## Start

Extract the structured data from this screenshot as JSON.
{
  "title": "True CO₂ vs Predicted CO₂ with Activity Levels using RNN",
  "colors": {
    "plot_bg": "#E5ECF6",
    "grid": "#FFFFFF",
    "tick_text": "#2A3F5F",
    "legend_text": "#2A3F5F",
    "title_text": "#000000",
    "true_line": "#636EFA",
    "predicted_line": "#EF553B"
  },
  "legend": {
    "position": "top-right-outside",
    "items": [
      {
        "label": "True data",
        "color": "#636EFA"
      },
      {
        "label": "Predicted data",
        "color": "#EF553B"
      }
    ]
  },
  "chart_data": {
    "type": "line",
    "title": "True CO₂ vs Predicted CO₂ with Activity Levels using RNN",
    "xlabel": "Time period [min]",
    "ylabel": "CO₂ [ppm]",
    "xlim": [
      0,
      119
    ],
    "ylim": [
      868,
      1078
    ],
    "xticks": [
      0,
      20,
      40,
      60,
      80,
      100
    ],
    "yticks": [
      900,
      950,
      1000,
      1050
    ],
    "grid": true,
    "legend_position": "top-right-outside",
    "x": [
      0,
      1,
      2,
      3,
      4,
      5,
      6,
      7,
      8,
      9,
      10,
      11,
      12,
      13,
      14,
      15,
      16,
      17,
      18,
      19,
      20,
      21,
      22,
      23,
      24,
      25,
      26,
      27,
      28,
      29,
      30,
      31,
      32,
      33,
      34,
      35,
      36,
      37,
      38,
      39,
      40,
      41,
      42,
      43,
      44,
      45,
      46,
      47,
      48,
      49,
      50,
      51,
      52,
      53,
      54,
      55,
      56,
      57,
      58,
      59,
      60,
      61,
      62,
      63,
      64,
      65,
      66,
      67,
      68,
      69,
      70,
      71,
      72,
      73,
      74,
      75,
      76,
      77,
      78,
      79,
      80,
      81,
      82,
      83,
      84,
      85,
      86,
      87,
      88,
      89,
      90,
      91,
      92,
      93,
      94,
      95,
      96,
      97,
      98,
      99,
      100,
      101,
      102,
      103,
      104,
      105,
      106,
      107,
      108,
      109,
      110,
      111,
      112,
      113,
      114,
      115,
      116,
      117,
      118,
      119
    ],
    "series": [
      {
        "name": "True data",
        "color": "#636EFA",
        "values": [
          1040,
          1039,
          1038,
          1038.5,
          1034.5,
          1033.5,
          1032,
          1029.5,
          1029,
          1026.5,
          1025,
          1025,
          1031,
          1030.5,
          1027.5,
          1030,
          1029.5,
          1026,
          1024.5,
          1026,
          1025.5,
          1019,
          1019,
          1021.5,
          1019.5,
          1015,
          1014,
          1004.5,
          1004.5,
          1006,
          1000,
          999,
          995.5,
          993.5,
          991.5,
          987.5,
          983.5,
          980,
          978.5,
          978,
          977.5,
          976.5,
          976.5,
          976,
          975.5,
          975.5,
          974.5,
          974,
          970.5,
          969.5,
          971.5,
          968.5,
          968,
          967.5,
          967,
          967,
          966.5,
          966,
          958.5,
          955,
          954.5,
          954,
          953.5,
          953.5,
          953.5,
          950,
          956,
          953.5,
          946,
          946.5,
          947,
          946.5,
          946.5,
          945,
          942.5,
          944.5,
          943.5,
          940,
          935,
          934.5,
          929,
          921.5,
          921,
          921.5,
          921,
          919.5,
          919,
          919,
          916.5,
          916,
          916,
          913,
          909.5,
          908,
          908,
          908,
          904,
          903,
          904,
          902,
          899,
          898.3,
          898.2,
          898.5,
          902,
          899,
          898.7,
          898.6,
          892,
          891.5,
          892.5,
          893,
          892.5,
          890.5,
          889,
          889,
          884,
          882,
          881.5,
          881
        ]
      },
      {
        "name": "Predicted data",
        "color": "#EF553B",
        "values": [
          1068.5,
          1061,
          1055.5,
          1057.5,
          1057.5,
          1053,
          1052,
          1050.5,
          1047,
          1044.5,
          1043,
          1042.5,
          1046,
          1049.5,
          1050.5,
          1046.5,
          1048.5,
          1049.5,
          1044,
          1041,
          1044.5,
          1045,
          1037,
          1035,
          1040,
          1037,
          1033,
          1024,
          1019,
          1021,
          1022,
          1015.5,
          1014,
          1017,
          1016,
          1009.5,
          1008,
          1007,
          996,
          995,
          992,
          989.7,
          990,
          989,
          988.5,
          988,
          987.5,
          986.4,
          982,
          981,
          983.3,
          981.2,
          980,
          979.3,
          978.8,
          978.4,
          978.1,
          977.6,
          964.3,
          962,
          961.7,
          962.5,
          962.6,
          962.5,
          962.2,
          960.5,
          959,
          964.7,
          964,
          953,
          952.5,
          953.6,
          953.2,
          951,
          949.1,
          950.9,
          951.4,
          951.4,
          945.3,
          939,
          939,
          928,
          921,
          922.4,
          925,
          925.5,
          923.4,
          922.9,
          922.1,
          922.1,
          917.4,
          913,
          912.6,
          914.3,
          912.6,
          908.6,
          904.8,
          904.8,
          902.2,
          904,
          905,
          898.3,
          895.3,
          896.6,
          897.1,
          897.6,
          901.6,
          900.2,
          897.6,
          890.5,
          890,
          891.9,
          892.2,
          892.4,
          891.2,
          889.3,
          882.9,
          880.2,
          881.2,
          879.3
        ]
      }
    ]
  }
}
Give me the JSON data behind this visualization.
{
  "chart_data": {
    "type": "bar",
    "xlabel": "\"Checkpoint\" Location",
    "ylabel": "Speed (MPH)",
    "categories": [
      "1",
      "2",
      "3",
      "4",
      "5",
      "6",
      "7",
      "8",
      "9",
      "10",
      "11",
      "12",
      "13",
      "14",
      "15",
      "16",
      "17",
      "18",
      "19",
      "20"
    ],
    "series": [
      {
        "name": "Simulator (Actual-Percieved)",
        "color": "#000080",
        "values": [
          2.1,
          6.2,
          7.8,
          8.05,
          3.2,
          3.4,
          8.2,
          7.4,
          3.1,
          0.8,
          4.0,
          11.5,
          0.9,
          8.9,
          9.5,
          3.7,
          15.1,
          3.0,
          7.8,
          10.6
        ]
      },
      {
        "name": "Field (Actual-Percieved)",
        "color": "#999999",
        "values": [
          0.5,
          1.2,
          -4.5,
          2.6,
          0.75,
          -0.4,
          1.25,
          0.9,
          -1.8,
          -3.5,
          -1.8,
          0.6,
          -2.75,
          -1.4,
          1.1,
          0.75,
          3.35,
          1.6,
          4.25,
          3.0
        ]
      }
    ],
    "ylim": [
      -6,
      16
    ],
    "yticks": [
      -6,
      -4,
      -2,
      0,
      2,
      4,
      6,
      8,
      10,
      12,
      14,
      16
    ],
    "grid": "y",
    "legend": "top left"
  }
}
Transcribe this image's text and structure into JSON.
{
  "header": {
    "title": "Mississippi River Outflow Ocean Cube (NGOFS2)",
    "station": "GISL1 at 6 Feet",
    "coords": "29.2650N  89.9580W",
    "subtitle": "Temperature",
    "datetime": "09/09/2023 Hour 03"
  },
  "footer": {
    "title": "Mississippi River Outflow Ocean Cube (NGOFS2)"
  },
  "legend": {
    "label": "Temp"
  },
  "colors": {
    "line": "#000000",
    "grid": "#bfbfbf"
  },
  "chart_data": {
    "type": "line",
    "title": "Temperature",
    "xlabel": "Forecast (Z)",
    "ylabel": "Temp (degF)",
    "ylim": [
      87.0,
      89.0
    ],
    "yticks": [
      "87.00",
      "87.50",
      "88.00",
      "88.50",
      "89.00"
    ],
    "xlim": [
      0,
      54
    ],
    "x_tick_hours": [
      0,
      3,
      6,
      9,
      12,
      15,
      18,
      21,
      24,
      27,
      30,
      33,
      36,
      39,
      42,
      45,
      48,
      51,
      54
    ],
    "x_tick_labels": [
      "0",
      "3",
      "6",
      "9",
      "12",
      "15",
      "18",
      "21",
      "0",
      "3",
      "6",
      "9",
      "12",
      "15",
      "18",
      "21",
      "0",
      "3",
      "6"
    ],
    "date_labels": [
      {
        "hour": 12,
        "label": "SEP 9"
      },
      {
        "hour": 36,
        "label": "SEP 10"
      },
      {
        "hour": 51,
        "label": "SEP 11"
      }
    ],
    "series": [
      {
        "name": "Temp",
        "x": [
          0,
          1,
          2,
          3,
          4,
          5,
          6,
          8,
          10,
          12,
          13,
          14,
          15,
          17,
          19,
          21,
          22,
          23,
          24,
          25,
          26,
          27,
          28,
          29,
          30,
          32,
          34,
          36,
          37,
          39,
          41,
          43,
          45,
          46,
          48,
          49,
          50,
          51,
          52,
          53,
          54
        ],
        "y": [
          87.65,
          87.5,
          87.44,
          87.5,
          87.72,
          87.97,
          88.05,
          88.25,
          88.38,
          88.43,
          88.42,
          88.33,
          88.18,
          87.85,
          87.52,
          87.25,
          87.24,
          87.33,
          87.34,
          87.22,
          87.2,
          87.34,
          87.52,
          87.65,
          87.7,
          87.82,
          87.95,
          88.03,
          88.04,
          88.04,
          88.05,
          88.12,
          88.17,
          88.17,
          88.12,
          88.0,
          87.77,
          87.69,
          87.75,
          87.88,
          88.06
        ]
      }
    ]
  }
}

## End

**What is asked**
Pull out all lines from the entries above in which the word "JSON" appears.

**Exercise result**
Extract the structured data from this screenshot as JSON.
Give me the JSON data behind this visualization.
Transcribe this image's text and structure into JSON.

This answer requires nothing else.